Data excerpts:
---

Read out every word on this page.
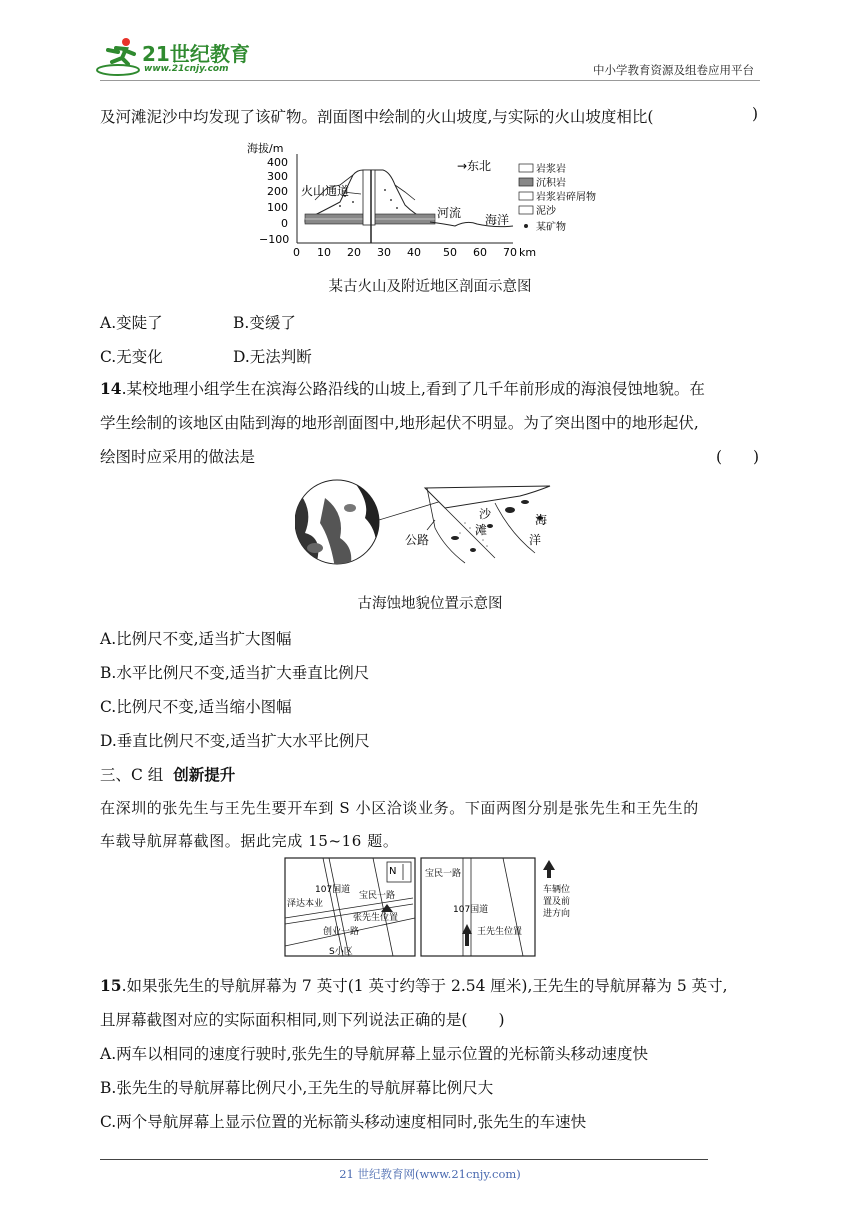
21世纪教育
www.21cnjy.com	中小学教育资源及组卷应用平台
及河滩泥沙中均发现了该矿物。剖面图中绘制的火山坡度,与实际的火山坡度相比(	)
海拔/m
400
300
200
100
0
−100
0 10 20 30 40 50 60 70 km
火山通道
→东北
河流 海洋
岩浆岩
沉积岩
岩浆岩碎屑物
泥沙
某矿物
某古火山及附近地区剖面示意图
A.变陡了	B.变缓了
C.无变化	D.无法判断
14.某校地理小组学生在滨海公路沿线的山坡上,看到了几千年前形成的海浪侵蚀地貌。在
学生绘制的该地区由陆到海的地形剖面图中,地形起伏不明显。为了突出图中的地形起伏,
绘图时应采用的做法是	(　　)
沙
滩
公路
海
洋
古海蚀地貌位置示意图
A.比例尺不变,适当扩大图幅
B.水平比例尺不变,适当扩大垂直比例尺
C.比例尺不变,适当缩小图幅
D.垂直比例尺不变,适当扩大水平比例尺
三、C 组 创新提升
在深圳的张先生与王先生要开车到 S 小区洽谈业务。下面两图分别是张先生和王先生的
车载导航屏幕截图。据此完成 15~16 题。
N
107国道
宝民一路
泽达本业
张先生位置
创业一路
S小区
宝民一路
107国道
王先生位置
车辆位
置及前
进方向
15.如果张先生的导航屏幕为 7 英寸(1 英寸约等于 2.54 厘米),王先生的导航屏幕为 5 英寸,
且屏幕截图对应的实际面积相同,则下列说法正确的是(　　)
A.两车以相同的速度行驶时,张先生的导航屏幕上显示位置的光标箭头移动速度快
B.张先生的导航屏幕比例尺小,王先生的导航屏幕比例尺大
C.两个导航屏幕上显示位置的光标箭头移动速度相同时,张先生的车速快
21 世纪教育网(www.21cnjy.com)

---

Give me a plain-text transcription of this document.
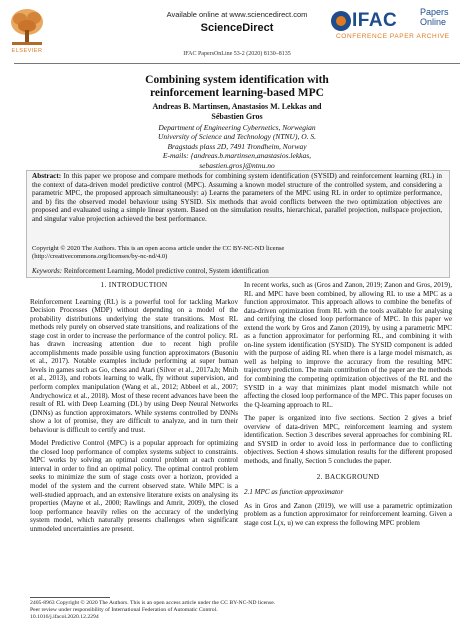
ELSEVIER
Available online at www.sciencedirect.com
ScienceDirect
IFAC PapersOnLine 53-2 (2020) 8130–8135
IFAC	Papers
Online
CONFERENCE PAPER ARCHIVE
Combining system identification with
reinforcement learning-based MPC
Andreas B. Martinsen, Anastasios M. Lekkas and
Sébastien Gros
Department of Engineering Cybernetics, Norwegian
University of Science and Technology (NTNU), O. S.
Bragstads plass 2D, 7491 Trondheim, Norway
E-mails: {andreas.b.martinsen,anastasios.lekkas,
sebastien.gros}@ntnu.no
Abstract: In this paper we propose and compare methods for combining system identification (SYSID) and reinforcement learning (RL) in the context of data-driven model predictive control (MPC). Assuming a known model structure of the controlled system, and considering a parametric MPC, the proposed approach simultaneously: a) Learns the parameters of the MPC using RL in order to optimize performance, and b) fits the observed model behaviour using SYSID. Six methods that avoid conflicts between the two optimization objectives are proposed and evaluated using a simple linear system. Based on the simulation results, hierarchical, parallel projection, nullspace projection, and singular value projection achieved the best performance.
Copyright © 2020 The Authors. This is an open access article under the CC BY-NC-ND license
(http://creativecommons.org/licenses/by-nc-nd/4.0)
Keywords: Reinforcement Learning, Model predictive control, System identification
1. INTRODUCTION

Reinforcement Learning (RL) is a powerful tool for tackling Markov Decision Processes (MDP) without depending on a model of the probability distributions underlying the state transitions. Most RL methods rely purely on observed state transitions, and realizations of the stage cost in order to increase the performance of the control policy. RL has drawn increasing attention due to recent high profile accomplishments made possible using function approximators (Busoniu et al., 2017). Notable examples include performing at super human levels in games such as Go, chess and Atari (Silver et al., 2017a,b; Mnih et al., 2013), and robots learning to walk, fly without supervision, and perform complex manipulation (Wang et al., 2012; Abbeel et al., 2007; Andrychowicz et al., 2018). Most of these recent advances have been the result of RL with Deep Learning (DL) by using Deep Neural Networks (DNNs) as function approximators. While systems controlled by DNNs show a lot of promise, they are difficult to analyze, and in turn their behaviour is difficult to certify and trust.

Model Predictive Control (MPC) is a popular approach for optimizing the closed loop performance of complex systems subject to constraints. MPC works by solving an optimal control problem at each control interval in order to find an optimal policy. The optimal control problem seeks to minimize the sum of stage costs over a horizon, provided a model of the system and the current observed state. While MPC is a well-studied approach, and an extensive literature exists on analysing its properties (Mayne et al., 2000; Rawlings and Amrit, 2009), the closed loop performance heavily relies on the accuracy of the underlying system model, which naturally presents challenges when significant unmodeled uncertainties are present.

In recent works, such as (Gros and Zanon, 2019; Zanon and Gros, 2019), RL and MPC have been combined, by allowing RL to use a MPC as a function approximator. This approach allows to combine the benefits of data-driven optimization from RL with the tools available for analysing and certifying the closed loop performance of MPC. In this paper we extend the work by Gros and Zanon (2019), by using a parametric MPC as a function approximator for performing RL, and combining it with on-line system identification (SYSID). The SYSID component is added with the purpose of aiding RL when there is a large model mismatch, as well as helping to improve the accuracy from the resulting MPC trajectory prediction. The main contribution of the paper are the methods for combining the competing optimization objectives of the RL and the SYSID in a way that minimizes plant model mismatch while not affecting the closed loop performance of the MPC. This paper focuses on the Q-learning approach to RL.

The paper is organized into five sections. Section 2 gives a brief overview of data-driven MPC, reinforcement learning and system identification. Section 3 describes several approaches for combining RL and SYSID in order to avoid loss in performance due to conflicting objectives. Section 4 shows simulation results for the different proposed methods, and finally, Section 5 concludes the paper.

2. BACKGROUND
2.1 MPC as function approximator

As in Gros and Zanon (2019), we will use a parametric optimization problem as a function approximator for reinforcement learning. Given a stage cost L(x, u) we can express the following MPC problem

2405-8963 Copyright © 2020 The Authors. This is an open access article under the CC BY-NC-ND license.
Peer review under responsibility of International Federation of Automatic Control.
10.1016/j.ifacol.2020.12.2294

---

Copy every line of the records above that holds the word "Copyright".

Solution to the exercise:
Copyright © 2020 The Authors. This is an open access article under the CC BY-NC-ND license
2405-8963 Copyright © 2020 The Authors. This is an open access article under the CC BY-NC-ND license.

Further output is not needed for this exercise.